▶ [Exercise details] Count lines with the string "Erfde" in them. State the number alone.

▶ [Data shown]
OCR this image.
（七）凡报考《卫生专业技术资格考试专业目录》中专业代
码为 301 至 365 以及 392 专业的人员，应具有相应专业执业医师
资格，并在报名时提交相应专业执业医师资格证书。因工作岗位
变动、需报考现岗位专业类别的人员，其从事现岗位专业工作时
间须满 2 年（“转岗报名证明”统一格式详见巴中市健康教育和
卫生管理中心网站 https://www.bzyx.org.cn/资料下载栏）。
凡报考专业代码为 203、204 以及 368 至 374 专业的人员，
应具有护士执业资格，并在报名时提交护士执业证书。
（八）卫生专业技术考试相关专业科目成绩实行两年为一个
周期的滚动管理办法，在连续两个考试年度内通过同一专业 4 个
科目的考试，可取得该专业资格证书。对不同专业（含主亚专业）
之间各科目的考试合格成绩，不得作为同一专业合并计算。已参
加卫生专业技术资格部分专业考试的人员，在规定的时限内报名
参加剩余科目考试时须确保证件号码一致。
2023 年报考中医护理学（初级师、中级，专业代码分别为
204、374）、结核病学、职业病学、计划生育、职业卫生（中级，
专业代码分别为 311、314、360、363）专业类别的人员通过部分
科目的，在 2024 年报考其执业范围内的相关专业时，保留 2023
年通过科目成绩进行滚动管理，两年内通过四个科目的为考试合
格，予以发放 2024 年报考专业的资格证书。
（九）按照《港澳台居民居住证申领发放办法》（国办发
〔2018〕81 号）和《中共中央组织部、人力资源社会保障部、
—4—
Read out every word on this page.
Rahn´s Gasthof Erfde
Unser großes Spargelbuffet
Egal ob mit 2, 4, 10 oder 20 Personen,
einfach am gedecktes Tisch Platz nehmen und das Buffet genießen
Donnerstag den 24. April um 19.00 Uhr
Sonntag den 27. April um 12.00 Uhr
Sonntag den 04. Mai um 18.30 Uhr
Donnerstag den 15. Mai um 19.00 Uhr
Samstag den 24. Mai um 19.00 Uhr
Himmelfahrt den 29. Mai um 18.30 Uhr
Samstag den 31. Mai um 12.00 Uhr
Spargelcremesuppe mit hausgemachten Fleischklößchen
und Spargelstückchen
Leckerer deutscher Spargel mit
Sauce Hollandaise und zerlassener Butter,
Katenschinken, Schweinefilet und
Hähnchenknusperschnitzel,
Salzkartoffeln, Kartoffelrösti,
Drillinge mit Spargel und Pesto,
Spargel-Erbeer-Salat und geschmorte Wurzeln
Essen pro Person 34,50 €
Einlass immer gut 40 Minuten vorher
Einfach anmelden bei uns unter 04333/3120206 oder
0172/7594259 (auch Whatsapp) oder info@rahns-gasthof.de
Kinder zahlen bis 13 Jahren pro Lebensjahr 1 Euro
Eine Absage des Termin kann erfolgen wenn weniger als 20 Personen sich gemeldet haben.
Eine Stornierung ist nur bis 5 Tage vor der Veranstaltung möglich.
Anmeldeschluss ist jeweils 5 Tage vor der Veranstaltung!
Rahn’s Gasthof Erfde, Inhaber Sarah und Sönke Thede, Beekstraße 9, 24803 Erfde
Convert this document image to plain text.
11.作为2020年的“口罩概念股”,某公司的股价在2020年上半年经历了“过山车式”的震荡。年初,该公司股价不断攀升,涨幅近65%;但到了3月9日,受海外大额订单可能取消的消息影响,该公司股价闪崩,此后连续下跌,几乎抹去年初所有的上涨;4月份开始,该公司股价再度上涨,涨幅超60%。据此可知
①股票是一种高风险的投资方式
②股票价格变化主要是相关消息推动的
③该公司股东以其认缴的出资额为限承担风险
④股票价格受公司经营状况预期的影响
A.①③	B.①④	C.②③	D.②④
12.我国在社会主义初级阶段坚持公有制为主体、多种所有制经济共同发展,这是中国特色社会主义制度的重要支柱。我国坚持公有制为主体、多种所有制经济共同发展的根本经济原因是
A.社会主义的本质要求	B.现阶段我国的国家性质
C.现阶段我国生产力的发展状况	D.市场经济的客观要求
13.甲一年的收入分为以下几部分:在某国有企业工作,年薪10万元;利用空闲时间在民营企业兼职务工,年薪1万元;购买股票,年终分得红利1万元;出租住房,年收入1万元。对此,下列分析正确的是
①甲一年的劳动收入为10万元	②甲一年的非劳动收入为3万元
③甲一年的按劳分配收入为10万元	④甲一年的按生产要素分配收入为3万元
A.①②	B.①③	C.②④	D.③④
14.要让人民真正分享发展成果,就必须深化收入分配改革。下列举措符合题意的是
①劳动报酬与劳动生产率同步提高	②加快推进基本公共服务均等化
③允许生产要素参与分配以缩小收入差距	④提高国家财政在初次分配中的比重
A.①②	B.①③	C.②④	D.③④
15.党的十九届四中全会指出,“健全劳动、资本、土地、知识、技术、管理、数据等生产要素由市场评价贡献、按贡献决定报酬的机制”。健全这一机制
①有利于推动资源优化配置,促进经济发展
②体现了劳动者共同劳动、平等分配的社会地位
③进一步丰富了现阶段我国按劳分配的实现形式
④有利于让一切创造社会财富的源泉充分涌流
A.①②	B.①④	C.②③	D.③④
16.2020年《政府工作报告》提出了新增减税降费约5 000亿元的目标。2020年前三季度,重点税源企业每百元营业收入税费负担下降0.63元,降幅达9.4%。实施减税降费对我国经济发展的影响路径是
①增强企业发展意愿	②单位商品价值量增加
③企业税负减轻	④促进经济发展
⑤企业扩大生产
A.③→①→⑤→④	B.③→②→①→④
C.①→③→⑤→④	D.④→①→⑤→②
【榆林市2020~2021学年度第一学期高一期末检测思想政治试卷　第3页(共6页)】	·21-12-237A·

▶ [Result for this task] 2